* **Exercise details**
Below is a block of records. Copy every line in it that contains the word "تمطر".

* **Supplied information**
+ + + + + + +
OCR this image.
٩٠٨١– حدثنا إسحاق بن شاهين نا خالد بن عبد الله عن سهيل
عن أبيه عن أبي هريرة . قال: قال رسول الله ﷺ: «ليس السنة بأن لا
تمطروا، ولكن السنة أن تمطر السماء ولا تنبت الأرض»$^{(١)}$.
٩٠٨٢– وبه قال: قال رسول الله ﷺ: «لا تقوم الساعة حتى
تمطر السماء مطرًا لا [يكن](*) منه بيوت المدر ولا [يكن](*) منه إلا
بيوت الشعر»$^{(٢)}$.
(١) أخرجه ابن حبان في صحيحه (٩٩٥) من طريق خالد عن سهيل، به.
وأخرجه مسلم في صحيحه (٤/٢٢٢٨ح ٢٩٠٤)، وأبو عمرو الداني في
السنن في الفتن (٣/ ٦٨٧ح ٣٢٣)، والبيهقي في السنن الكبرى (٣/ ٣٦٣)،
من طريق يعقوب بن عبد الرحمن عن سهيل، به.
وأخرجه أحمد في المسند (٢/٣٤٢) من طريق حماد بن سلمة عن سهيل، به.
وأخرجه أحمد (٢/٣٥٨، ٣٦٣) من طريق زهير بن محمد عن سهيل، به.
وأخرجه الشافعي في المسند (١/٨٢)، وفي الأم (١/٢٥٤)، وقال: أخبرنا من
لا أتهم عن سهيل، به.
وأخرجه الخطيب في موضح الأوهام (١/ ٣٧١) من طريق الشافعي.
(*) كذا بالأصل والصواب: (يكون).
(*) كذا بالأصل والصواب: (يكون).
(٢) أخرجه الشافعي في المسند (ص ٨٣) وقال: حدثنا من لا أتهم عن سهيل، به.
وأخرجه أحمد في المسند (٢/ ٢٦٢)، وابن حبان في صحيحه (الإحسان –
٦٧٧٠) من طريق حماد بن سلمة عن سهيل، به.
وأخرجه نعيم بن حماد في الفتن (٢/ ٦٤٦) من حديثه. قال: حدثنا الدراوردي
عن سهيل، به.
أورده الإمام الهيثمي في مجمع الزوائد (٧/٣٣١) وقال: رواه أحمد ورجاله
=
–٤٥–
+ + + + + + +
* **Final result**
تمطروا، ولكن السنة أن تمطر السماء ولا تنبت الأرض»$^{(١)}$.
تمطر السماء مطرًا لا [يكن](*) منه بيوت المدر ولا [يكن](*) منه إلا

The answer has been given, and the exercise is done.